[Extracts from a graphics dataset]

++++++

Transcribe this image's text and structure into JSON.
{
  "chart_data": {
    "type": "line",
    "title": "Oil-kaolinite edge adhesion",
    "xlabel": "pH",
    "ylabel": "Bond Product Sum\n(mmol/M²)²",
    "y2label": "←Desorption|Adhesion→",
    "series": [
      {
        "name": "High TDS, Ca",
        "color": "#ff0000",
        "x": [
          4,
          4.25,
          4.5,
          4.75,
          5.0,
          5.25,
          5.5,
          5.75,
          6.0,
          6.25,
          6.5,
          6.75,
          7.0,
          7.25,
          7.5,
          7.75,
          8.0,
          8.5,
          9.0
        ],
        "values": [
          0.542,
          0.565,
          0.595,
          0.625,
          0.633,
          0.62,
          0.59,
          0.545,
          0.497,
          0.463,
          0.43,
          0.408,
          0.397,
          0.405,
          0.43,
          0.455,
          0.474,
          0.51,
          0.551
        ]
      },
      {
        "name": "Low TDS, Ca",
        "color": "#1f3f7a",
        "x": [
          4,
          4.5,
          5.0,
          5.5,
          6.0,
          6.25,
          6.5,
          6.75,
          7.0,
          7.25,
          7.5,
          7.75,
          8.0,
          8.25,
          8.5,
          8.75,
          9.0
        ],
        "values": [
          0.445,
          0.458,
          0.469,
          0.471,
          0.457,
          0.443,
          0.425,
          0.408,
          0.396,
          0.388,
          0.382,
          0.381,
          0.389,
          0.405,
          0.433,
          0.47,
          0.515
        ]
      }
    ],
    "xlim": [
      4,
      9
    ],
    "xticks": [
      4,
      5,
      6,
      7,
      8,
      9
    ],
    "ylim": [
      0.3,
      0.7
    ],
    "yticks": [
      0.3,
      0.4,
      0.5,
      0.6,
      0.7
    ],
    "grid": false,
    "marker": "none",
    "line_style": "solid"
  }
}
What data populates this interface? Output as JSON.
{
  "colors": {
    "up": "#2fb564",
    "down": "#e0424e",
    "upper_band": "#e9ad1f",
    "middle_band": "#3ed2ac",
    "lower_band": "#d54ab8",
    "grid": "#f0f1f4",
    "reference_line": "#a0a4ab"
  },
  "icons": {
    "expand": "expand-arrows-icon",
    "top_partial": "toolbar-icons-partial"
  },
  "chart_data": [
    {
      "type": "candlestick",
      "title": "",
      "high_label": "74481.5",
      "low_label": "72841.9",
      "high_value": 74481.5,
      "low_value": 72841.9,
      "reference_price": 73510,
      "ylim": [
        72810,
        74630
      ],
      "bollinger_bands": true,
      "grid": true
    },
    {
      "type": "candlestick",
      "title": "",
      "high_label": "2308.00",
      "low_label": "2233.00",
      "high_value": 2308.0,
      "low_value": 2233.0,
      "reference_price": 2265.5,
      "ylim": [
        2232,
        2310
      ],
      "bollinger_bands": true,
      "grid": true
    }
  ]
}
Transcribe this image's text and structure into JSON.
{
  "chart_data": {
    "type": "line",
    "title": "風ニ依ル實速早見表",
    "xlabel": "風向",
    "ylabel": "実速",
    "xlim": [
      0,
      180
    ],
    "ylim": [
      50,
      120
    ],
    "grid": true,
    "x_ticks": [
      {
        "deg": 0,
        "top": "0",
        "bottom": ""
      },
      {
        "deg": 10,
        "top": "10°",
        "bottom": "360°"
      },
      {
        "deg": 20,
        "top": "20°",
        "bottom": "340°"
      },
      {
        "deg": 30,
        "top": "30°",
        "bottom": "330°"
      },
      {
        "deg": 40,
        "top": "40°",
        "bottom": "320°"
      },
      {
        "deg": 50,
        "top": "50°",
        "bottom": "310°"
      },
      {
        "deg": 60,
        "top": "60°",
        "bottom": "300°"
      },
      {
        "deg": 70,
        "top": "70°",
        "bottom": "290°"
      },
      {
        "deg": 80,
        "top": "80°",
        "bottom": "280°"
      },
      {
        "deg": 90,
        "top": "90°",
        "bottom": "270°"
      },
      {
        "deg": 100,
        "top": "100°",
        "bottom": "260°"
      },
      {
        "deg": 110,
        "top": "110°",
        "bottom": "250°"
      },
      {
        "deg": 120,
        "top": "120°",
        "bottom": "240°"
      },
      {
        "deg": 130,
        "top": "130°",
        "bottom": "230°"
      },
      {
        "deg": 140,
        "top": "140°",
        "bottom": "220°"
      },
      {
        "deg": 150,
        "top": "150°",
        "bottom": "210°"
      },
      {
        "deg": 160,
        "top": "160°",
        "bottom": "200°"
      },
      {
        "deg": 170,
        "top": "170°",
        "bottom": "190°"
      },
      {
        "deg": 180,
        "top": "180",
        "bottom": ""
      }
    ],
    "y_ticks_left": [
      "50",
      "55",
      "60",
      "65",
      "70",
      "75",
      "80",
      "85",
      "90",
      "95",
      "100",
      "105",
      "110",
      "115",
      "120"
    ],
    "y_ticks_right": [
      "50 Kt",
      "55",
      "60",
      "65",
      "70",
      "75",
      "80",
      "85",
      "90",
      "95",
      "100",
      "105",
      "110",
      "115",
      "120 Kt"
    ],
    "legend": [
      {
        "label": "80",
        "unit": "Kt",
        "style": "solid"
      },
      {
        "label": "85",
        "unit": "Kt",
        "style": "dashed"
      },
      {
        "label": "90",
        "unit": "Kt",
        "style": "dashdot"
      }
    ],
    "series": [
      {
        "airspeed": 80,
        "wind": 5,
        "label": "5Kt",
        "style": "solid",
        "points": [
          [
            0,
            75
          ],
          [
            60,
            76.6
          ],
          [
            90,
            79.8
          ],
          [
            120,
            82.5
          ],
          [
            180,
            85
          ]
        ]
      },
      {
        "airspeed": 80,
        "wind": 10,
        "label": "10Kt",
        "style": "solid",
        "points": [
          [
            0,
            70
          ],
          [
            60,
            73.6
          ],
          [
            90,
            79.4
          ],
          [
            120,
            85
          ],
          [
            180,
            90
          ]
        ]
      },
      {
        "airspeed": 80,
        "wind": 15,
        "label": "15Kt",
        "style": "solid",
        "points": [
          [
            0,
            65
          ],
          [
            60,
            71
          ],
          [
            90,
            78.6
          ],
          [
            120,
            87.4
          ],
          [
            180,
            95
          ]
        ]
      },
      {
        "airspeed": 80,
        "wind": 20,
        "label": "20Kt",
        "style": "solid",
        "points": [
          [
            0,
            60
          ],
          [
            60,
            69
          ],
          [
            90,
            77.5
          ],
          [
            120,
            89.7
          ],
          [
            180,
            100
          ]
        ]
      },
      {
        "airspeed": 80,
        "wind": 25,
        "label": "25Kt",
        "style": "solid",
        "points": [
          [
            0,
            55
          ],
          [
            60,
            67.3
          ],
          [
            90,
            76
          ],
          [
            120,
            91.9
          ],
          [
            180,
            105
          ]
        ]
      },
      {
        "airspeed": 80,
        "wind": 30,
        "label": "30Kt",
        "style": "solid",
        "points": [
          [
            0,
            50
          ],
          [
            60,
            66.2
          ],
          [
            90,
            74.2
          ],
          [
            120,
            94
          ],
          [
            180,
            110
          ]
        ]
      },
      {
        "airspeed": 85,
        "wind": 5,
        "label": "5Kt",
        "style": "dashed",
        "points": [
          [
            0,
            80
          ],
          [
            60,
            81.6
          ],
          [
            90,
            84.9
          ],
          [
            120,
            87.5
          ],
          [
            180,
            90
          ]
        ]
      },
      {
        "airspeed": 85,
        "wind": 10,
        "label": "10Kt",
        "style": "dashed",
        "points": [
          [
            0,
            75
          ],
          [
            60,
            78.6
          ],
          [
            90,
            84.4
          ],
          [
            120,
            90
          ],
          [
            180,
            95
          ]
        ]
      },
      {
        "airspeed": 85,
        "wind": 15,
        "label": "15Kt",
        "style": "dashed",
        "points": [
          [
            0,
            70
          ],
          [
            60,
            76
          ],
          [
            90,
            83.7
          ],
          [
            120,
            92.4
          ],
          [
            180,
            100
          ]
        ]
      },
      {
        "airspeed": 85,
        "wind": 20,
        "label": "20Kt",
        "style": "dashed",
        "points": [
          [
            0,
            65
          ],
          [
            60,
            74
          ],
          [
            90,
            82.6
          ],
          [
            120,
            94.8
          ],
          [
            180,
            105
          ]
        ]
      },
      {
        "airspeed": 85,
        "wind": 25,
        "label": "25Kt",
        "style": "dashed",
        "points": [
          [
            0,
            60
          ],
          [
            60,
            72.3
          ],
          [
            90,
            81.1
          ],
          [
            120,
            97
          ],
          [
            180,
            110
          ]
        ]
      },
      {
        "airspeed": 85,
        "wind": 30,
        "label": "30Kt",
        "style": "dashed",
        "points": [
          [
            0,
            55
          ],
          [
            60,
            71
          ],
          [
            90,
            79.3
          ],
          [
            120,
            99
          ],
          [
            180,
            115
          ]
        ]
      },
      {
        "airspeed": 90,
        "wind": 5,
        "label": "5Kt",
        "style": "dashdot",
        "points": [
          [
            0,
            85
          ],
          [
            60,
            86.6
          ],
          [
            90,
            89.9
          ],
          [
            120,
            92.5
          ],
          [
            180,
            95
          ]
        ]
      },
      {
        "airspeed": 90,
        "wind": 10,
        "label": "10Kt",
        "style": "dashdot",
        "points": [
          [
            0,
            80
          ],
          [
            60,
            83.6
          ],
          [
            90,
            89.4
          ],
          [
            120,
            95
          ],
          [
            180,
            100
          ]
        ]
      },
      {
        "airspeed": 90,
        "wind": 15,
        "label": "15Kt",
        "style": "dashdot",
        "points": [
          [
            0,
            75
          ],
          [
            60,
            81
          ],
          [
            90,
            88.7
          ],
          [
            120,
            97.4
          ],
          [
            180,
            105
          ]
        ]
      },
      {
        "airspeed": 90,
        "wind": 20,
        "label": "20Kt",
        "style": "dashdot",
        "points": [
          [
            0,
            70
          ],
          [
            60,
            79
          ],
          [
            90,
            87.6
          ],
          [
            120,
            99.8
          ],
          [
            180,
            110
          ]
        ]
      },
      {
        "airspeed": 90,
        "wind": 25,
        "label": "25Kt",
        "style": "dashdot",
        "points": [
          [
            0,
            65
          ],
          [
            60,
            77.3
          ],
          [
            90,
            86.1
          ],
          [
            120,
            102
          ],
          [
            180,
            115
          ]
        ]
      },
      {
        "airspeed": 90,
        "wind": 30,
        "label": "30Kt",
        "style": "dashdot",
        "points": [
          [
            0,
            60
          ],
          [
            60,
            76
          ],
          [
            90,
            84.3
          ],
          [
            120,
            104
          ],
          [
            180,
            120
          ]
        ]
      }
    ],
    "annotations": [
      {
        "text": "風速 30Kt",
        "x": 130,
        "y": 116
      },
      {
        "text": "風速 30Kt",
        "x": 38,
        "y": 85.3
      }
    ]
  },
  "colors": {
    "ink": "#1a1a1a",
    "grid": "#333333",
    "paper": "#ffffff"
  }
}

++++++

INSTRUCTIONS TO FOLLOW ->
Copy out every line of the listing that includes the string "title".

IN RESPONSE ->
    "title": "Oil-kaolinite edge adhesion",
      "title": "",
      "title": "",
    "title": "風ニ依ル實速早見表",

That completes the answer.